━━━━━ DATA ENTRIES ━━━━━
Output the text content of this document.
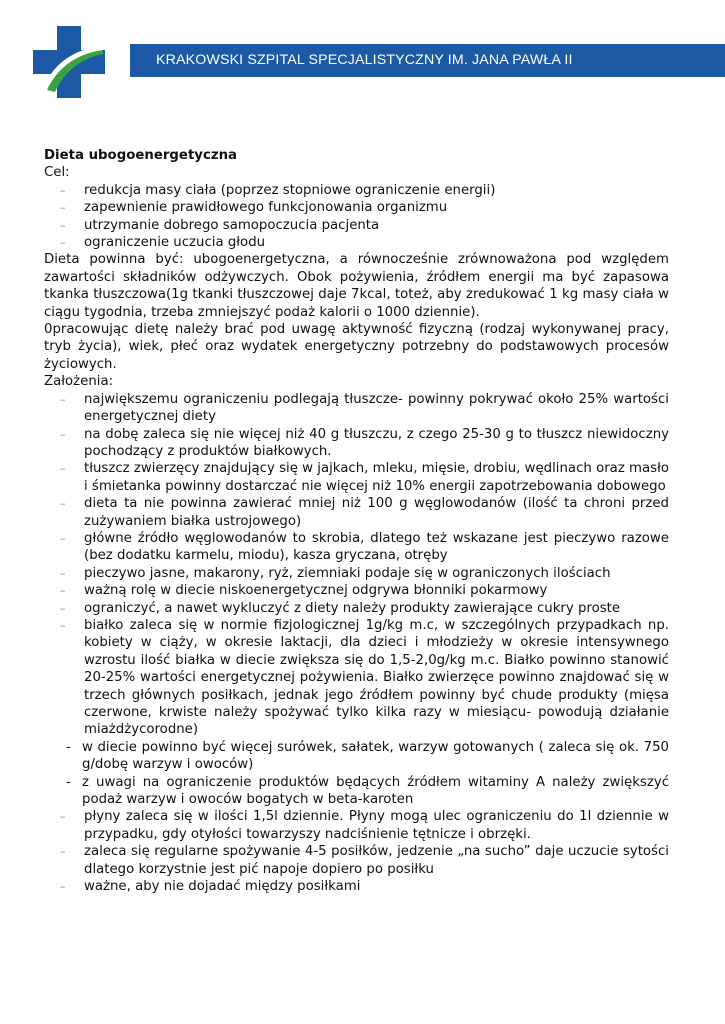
KRAKOWSKI SZPITAL SPECJALISTYCZNY IM. JANA PAWŁA II

Dieta ubogoenergetyczna

Cel:

– redukcja masy ciała (poprzez stopniowe ograniczenie energii)
– zapewnienie prawidłowego funkcjonowania organizmu
– utrzymanie dobrego samopoczucia pacjenta
– ograniczenie uczucia głodu

Dieta powinna być: ubogoenergetyczna, a równocześnie zrównoważona pod względem zawartości składników odżywczych. Obok pożywienia, źródłem energii ma być zapasowa tkanka tłuszczowa(1g tkanki tłuszczowej daje 7kcal, toteż, aby zredukować 1 kg masy ciała w ciągu tygodnia, trzeba zmniejszyć podaż kalorii o 1000 dziennie).

0pracowując dietę należy brać pod uwagę aktywność fizyczną (rodzaj wykonywanej pracy, tryb życia), wiek, płeć oraz wydatek energetyczny potrzebny do podstawowych procesów życiowych.

Założenia:

– największemu ograniczeniu podlegają tłuszcze- powinny pokrywać około 25% wartości energetycznej diety
– na dobę zaleca się nie więcej niż 40 g tłuszczu, z czego 25-30 g to tłuszcz niewidoczny pochodzący z produktów białkowych.
– tłuszcz zwierzęcy znajdujący się w jajkach, mleku, mięsie, drobiu, wędlinach oraz masło i śmietanka powinny dostarczać nie więcej niż 10% energii zapotrzebowania dobowego
– dieta ta nie powinna zawierać mniej niż 100 g węglowodanów (ilość ta chroni przed zużywaniem białka ustrojowego)
– główne źródło węglowodanów to skrobia, dlatego też wskazane jest pieczywo razowe (bez dodatku karmelu, miodu), kasza gryczana, otręby
– pieczywo jasne, makarony, ryż, ziemniaki podaje się w ograniczonych ilościach
– ważną rolę w diecie niskoenergetycznej odgrywa błonniki pokarmowy
– ograniczyć, a nawet wykluczyć z diety należy produkty zawierające cukry proste
– białko zaleca się w normie fizjologicznej 1g/kg m.c, w szczególnych przypadkach np. kobiety w ciąży, w okresie laktacji, dla dzieci i młodzieży w okresie intensywnego wzrostu ilość białka w diecie zwiększa się do 1,5-2,0g/kg m.c. Białko powinno stanowić 20-25% wartości energetycznej pożywienia. Białko zwierzęce powinno znajdować się w trzech głównych posiłkach, jednak jego źródłem powinny być chude produkty (mięsa czerwone, krwiste należy spożywać tylko kilka razy w miesiącu- powodują działanie miażdżycorodne)
- w diecie powinno być więcej surówek, sałatek, warzyw gotowanych ( zaleca się ok. 750 g/dobę warzyw i owoców)
- z uwagi na ograniczenie produktów będących źródłem witaminy A należy zwiększyć podaż warzyw i owoców bogatych w beta-karoten
– płyny zaleca się w ilości 1,5l dziennie. Płyny mogą ulec ograniczeniu do 1l dziennie w przypadku, gdy otyłości towarzyszy nadciśnienie tętnicze i obrzęki.
– zaleca się regularne spożywanie 4-5 posiłków, jedzenie „na sucho” daje uczucie sytości dlatego korzystnie jest pić napoje dopiero po posiłku
– ważne, aby nie dojadać między posiłkami
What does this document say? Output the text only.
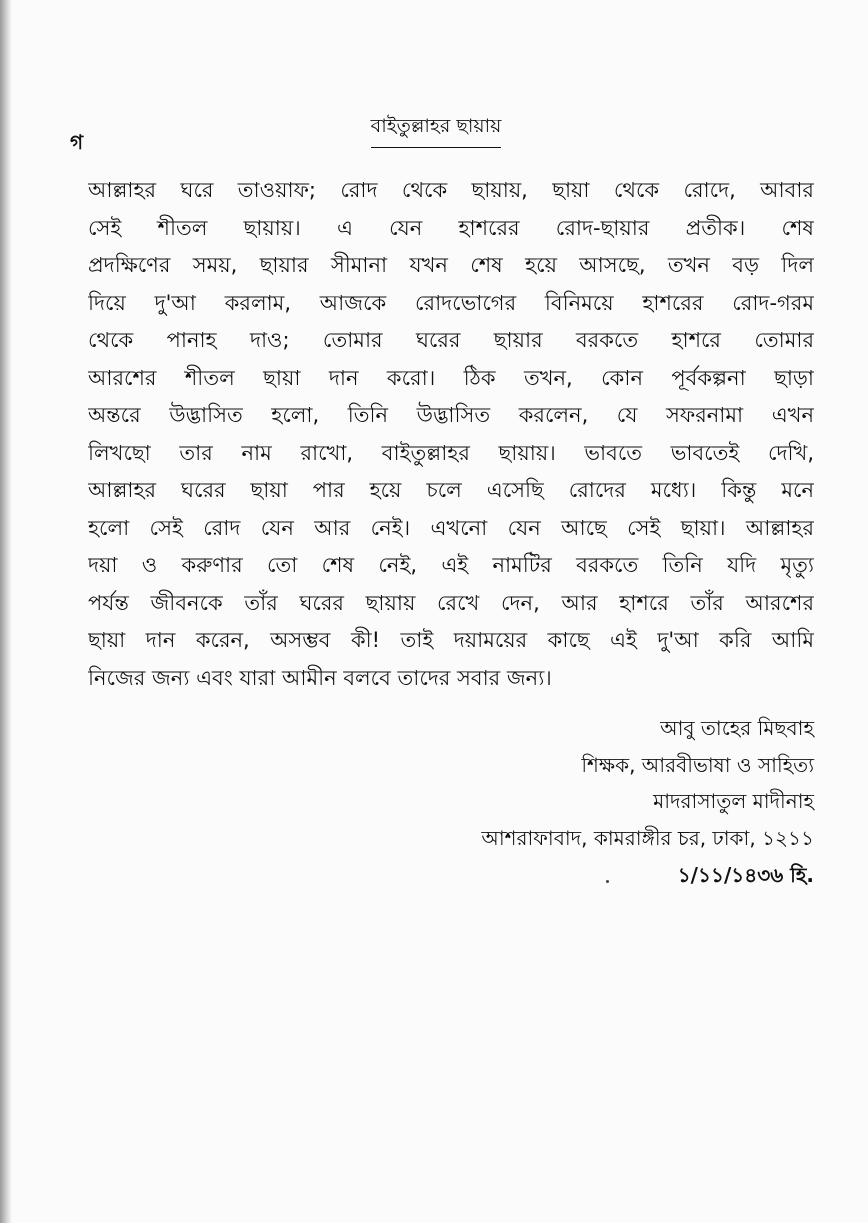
গ
বাইতুল্লাহর ছায়ায়

আল্লাহর ঘরে তাওয়াফ; রোদ থেকে ছায়ায়, ছায়া থেকে রোদে, আবার
সেই শীতল ছায়ায়। এ যেন হাশরের রোদ-ছায়ার প্রতীক। শেষ
প্রদক্ষিণের সময়, ছায়ার সীমানা যখন শেষ হয়ে আসছে, তখন বড় দিল
দিয়ে দু'আ করলাম, আজকে রোদভোগের বিনিময়ে হাশরের রোদ-গরম
থেকে পানাহ দাও; তোমার ঘরের ছায়ার বরকতে হাশরে তোমার
আরশের শীতল ছায়া দান করো। ঠিক তখন, কোন পূর্বকল্পনা ছাড়া
অন্তরে উদ্ভাসিত হলো, তিনি উদ্ভাসিত করলেন, যে সফরনামা এখন
লিখছো তার নাম রাখো, বাইতুল্লাহর ছায়ায়। ভাবতে ভাবতেই দেখি,
আল্লাহর ঘরের ছায়া পার হয়ে চলে এসেছি রোদের মধ্যে। কিন্তু মনে
হলো সেই রোদ যেন আর নেই। এখনো যেন আছে সেই ছায়া। আল্লাহর
দয়া ও করুণার তো শেষ নেই, এই নামটির বরকতে তিনি যদি মৃত্যু
পর্যন্ত জীবনকে তাঁর ঘরের ছায়ায় রেখে দেন, আর হাশরে তাঁর আরশের
ছায়া দান করেন, অসম্ভব কী! তাই দয়াময়ের কাছে এই দু'আ করি আমি
নিজের জন্য এবং যারা আমীন বলবে তাদের সবার জন্য।

আবু তাহের মিছবাহ
শিক্ষক, আরবীভাষা ও সাহিত্য
মাদরাসাতুল মাদীনাহ
আশরাফাবাদ, কামরাঙ্গীর চর, ঢাকা, ১২১১
১/১১/১৪৩৬ হি.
━━━━━
▶ PROBLEM DESCRIPTION
Set the data above down again exactly as given, with no pictures.

▶ TASK SOLUTION
Output the text content of this document.
KRAKOWSKI SZPITAL SPECJALISTYCZNY IM. JANA PAWŁA II

Dieta ubogoenergetyczna

Cel:

– redukcja masy ciała (poprzez stopniowe ograniczenie energii)
– zapewnienie prawidłowego funkcjonowania organizmu
– utrzymanie dobrego samopoczucia pacjenta
– ograniczenie uczucia głodu

Dieta powinna być: ubogoenergetyczna, a równocześnie zrównoważona pod względem zawartości składników odżywczych. Obok pożywienia, źródłem energii ma być zapasowa tkanka tłuszczowa(1g tkanki tłuszczowej daje 7kcal, toteż, aby zredukować 1 kg masy ciała w ciągu tygodnia, trzeba zmniejszyć podaż kalorii o 1000 dziennie).

0pracowując dietę należy brać pod uwagę aktywność fizyczną (rodzaj wykonywanej pracy, tryb życia), wiek, płeć oraz wydatek energetyczny potrzebny do podstawowych procesów życiowych.

Założenia:

– największemu ograniczeniu podlegają tłuszcze- powinny pokrywać około 25% wartości energetycznej diety
– na dobę zaleca się nie więcej niż 40 g tłuszczu, z czego 25-30 g to tłuszcz niewidoczny pochodzący z produktów białkowych.
– tłuszcz zwierzęcy znajdujący się w jajkach, mleku, mięsie, drobiu, wędlinach oraz masło i śmietanka powinny dostarczać nie więcej niż 10% energii zapotrzebowania dobowego
– dieta ta nie powinna zawierać mniej niż 100 g węglowodanów (ilość ta chroni przed zużywaniem białka ustrojowego)
– główne źródło węglowodanów to skrobia, dlatego też wskazane jest pieczywo razowe (bez dodatku karmelu, miodu), kasza gryczana, otręby
– pieczywo jasne, makarony, ryż, ziemniaki podaje się w ograniczonych ilościach
– ważną rolę w diecie niskoenergetycznej odgrywa błonniki pokarmowy
– ograniczyć, a nawet wykluczyć z diety należy produkty zawierające cukry proste
– białko zaleca się w normie fizjologicznej 1g/kg m.c, w szczególnych przypadkach np. kobiety w ciąży, w okresie laktacji, dla dzieci i młodzieży w okresie intensywnego wzrostu ilość białka w diecie zwiększa się do 1,5-2,0g/kg m.c. Białko powinno stanowić 20-25% wartości energetycznej pożywienia. Białko zwierzęce powinno znajdować się w trzech głównych posiłkach, jednak jego źródłem powinny być chude produkty (mięsa czerwone, krwiste należy spożywać tylko kilka razy w miesiącu- powodują działanie miażdżycorodne)
- w diecie powinno być więcej surówek, sałatek, warzyw gotowanych ( zaleca się ok. 750 g/dobę warzyw i owoców)
- z uwagi na ograniczenie produktów będących źródłem witaminy A należy zwiększyć podaż warzyw i owoców bogatych w beta-karoten
– płyny zaleca się w ilości 1,5l dziennie. Płyny mogą ulec ograniczeniu do 1l dziennie w przypadku, gdy otyłości towarzyszy nadciśnienie tętnicze i obrzęki.
– zaleca się regularne spożywanie 4-5 posiłków, jedzenie „na sucho” daje uczucie sytości dlatego korzystnie jest pić napoje dopiero po posiłku
– ważne, aby nie dojadać między posiłkami
What does this document say? Output the text only.
গ
বাইতুল্লাহর ছায়ায়

আল্লাহর ঘরে তাওয়াফ; রোদ থেকে ছায়ায়, ছায়া থেকে রোদে, আবার
সেই শীতল ছায়ায়। এ যেন হাশরের রোদ-ছায়ার প্রতীক। শেষ
প্রদক্ষিণের সময়, ছায়ার সীমানা যখন শেষ হয়ে আসছে, তখন বড় দিল
দিয়ে দু'আ করলাম, আজকে রোদভোগের বিনিময়ে হাশরের রোদ-গরম
থেকে পানাহ দাও; তোমার ঘরের ছায়ার বরকতে হাশরে তোমার
আরশের শীতল ছায়া দান করো। ঠিক তখন, কোন পূর্বকল্পনা ছাড়া
অন্তরে উদ্ভাসিত হলো, তিনি উদ্ভাসিত করলেন, যে সফরনামা এখন
লিখছো তার নাম রাখো, বাইতুল্লাহর ছায়ায়। ভাবতে ভাবতেই দেখি,
আল্লাহর ঘরের ছায়া পার হয়ে চলে এসেছি রোদের মধ্যে। কিন্তু মনে
হলো সেই রোদ যেন আর নেই। এখনো যেন আছে সেই ছায়া। আল্লাহর
দয়া ও করুণার তো শেষ নেই, এই নামটির বরকতে তিনি যদি মৃত্যু
পর্যন্ত জীবনকে তাঁর ঘরের ছায়ায় রেখে দেন, আর হাশরে তাঁর আরশের
ছায়া দান করেন, অসম্ভব কী! তাই দয়াময়ের কাছে এই দু'আ করি আমি
নিজের জন্য এবং যারা আমীন বলবে তাদের সবার জন্য।

আবু তাহের মিছবাহ
শিক্ষক, আরবীভাষা ও সাহিত্য
মাদরাসাতুল মাদীনাহ
আশরাফাবাদ, কামরাঙ্গীর চর, ঢাকা, ১২১১
১/১১/১৪৩৬ হি.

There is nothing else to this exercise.